*Petunjuk*:
A – Dalam artikel tentang kekerasan seksual di kampus, Edy Meiyanto disebut sebagai guru besar di fakultas apa?
B – Tuliskan kelanjutan artikel tentang kekerasan seksual di kampus, dimulai setelah kalimat terakhir yang ada.

───── Kutipan Dokumen ─────

Ketika Guru Besar Memangsa Muridnya: Gagalnya Pendidikan Sekuler Mencetak Sosok Teladan
Oleh: Marnisa, S.P.
(Aktivis Muslimah)
Lembaga pendidikan idealnya menjadi ruang aman untuk menimba ilmu, membentuk karakter, dan menumbuhkan nilai-nilai luhur dalam diri generasi penerus. Namun, alih-alih menjadi tempat membangun peradaban, dunia pendidikan kini kian tercoreng oleh berbagai kasus amoral, termasuk kekerasan seksual.
Kasus terbaru datang dari lingkungan kampus ternama. Seorang Guru Besar Fakultas Farmasi Universitas Gadjah Mada (UGM), Edy Meiyanto, terbukti melakukan kekerasan seksual terhadap belasan mahasiswi. Rektor UGM mencatat pelanggaran tersebut sebagai pelanggaran kode etik dosen dan juga pelanggaran terhadap Pasal 3 Peraturan Rektor UGM Nomor 1 Tahun 2023 tentang Pencegahan dan Penanganan Kekerasan Seksual (tempo.co, 22/04/2025).

───── Bagian Data ─────

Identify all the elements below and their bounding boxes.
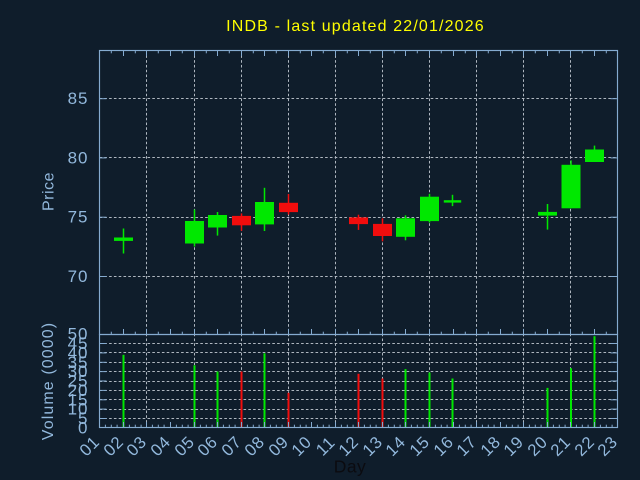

─────

*Jawaban Tugas*:
A – Fakultas Farmasi Universitas Gadjah Mada (UGM).

B –
Desakan dari publik agar pelaku dicopot dari statusnya sebagai ASN pun menguat. Sebab, bagaimana mungkin seorang pendidik yang telah kehilangan martabat moral tetap diberi tempat dalam institusi pendidikan dan negara?
Ironis memang. Seorang guru besar—gelar yang seharusnya melekat pada sosok berilmu dan bermartabat—justru berubah menjadi predator bagi anak didiknya sendiri. Padahal, guru dalam pandangan masyarakat adalah figur panutan yang tidak hanya mentransfer ilmu, tapi juga menjadi cermin akhlak mulia.
Sayangnya, kasus semacam ini bukan hal baru, bahkan telah menjadi pola berulang. Hal ini menunjukkan adanya kegagalan sistemik, bukan sekadar kesalahan individu. Kita hidup dalam sistem pendidikan sekuler yang memisahkan nilai-nilai agama dari proses pembentukan manusia. Di sinilah akar persoalan itu berada.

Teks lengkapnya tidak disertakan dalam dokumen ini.